» **Exercise description**: The records underneath are to be repeated exactly, with the pictures left out.
* START Data records *
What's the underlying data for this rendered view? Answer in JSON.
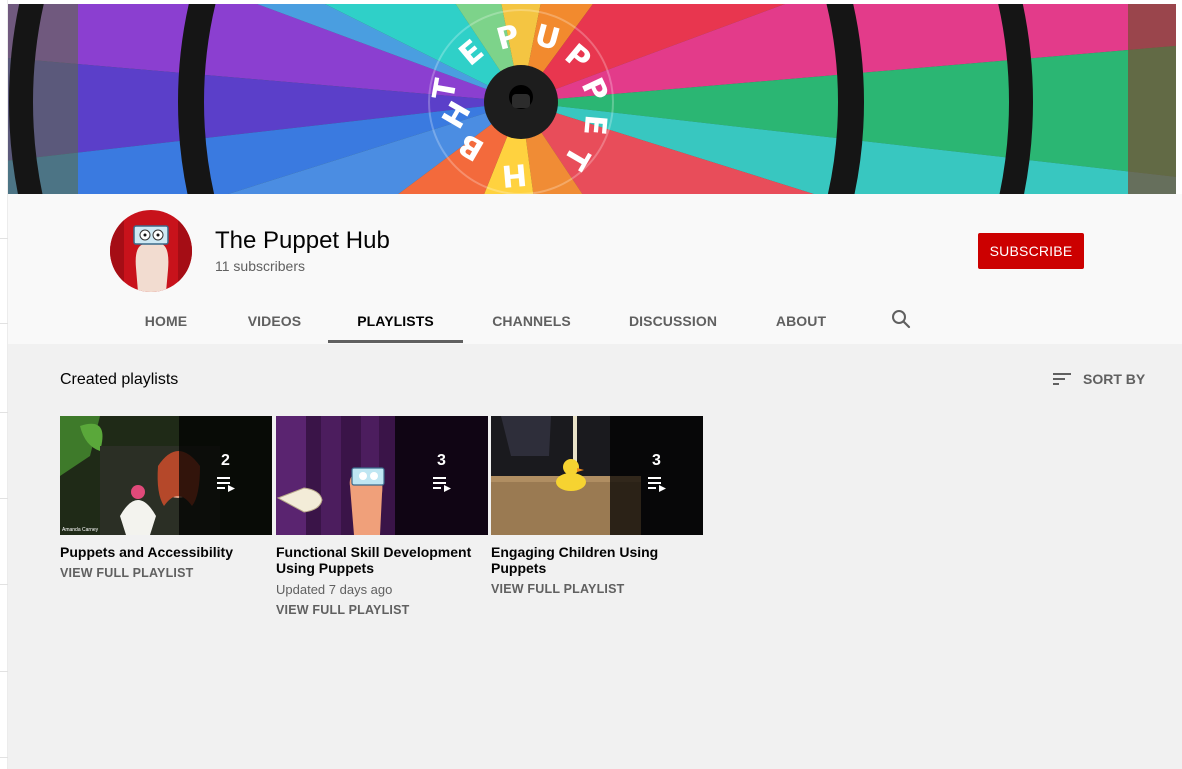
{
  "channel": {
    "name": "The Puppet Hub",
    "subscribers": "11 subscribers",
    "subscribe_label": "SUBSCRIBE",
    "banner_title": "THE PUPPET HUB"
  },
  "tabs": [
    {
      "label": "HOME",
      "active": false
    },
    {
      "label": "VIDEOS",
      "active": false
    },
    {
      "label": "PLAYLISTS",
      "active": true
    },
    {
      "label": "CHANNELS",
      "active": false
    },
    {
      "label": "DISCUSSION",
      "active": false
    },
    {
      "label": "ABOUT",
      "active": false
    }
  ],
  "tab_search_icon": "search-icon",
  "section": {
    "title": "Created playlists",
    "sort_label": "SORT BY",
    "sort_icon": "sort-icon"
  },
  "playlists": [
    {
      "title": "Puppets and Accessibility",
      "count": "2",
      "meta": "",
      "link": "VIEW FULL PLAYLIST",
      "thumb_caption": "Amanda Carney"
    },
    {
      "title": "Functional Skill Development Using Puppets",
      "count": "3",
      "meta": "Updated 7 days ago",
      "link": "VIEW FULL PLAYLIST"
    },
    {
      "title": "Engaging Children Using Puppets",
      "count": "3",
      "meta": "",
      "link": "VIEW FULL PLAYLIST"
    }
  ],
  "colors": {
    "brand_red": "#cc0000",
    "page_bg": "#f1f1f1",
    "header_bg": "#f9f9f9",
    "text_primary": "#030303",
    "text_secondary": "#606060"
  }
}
* END Data records *
» **Answer for the task**:
What's the underlying data for this rendered view? Answer in JSON.
{
  "channel": {
    "name": "The Puppet Hub",
    "subscribers": "11 subscribers",
    "subscribe_label": "SUBSCRIBE",
    "banner_title": "THE PUPPET HUB"
  },
  "tabs": [
    {
      "label": "HOME",
      "active": false
    },
    {
      "label": "VIDEOS",
      "active": false
    },
    {
      "label": "PLAYLISTS",
      "active": true
    },
    {
      "label": "CHANNELS",
      "active": false
    },
    {
      "label": "DISCUSSION",
      "active": false
    },
    {
      "label": "ABOUT",
      "active": false
    }
  ],
  "tab_search_icon": "search-icon",
  "section": {
    "title": "Created playlists",
    "sort_label": "SORT BY",
    "sort_icon": "sort-icon"
  },
  "playlists": [
    {
      "title": "Puppets and Accessibility",
      "count": "2",
      "meta": "",
      "link": "VIEW FULL PLAYLIST",
      "thumb_caption": "Amanda Carney"
    },
    {
      "title": "Functional Skill Development Using Puppets",
      "count": "3",
      "meta": "Updated 7 days ago",
      "link": "VIEW FULL PLAYLIST"
    },
    {
      "title": "Engaging Children Using Puppets",
      "count": "3",
      "meta": "",
      "link": "VIEW FULL PLAYLIST"
    }
  ],
  "colors": {
    "brand_red": "#cc0000",
    "page_bg": "#f1f1f1",
    "header_bg": "#f9f9f9",
    "text_primary": "#030303",
    "text_secondary": "#606060"
  }
}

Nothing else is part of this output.